[START]

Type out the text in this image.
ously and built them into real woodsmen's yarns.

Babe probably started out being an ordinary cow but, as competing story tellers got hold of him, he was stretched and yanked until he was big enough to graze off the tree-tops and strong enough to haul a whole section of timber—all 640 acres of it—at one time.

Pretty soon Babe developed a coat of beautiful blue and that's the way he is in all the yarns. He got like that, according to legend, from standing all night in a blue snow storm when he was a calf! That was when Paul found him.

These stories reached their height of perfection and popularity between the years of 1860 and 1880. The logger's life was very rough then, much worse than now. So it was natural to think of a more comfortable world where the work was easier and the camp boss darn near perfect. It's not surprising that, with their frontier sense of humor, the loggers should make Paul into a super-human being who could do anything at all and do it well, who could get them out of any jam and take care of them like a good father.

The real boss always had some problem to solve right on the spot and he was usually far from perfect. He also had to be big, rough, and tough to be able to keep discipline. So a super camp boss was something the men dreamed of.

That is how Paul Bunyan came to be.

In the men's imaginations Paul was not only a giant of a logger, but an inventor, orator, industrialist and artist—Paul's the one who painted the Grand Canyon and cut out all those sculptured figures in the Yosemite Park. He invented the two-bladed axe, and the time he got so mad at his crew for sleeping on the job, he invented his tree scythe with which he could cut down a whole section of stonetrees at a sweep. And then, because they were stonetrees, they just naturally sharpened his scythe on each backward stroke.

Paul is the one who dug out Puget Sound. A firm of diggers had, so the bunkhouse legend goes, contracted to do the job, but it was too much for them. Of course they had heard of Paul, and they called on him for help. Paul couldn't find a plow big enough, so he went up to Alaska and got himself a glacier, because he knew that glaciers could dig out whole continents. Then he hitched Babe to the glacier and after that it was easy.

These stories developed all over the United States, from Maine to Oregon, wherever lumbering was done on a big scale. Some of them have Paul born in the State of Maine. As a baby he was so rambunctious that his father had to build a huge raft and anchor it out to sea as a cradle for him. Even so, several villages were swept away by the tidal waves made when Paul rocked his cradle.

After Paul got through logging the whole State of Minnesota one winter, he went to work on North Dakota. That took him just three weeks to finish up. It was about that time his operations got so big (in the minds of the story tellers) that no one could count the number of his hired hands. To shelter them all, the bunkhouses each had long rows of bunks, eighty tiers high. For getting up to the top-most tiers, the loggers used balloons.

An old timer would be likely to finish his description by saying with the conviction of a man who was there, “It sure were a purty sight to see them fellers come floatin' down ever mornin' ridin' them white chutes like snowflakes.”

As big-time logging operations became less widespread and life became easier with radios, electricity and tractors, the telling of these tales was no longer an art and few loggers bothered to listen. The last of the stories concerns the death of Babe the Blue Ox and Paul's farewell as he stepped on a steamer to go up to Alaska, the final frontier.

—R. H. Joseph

[END]

→ The task:
Extract each entry in full, exactly as given.

→ Written solution:
Type out the text in this image.
ously and built them into real woodsmen's yarns.

Babe probably started out being an ordinary cow but, as competing story tellers got hold of him, he was stretched and yanked until he was big enough to graze off the tree-tops and strong enough to haul a whole section of timber—all 640 acres of it—at one time.

Pretty soon Babe developed a coat of beautiful blue and that's the way he is in all the yarns. He got like that, according to legend, from standing all night in a blue snow storm when he was a calf! That was when Paul found him.

These stories reached their height of perfection and popularity between the years of 1860 and 1880. The logger's life was very rough then, much worse than now. So it was natural to think of a more comfortable world where the work was easier and the camp boss darn near perfect. It's not surprising that, with their frontier sense of humor, the loggers should make Paul into a super-human being who could do anything at all and do it well, who could get them out of any jam and take care of them like a good father.

The real boss always had some problem to solve right on the spot and he was usually far from perfect. He also had to be big, rough, and tough to be able to keep discipline. So a super camp boss was something the men dreamed of.

That is how Paul Bunyan came to be.

In the men's imaginations Paul was not only a giant of a logger, but an inventor, orator, industrialist and artist—Paul's the one who painted the Grand Canyon and cut out all those sculptured figures in the Yosemite Park. He invented the two-bladed axe, and the time he got so mad at his crew for sleeping on the job, he invented his tree scythe with which he could cut down a whole section of stonetrees at a sweep. And then, because they were stonetrees, they just naturally sharpened his scythe on each backward stroke.

Paul is the one who dug out Puget Sound. A firm of diggers had, so the bunkhouse legend goes, contracted to do the job, but it was too much for them. Of course they had heard of Paul, and they called on him for help. Paul couldn't find a plow big enough, so he went up to Alaska and got himself a glacier, because he knew that glaciers could dig out whole continents. Then he hitched Babe to the glacier and after that it was easy.

These stories developed all over the United States, from Maine to Oregon, wherever lumbering was done on a big scale. Some of them have Paul born in the State of Maine. As a baby he was so rambunctious that his father had to build a huge raft and anchor it out to sea as a cradle for him. Even so, several villages were swept away by the tidal waves made when Paul rocked his cradle.

After Paul got through logging the whole State of Minnesota one winter, he went to work on North Dakota. That took him just three weeks to finish up. It was about that time his operations got so big (in the minds of the story tellers) that no one could count the number of his hired hands. To shelter them all, the bunkhouses each had long rows of bunks, eighty tiers high. For getting up to the top-most tiers, the loggers used balloons.

An old timer would be likely to finish his description by saying with the conviction of a man who was there, “It sure were a purty sight to see them fellers come floatin' down ever mornin' ridin' them white chutes like snowflakes.”

As big-time logging operations became less widespread and life became easier with radios, electricity and tractors, the telling of these tales was no longer an art and few loggers bothered to listen. The last of the stories concerns the death of Babe the Blue Ox and Paul's farewell as he stepped on a steamer to go up to Alaska, the final frontier.

—R. H. Joseph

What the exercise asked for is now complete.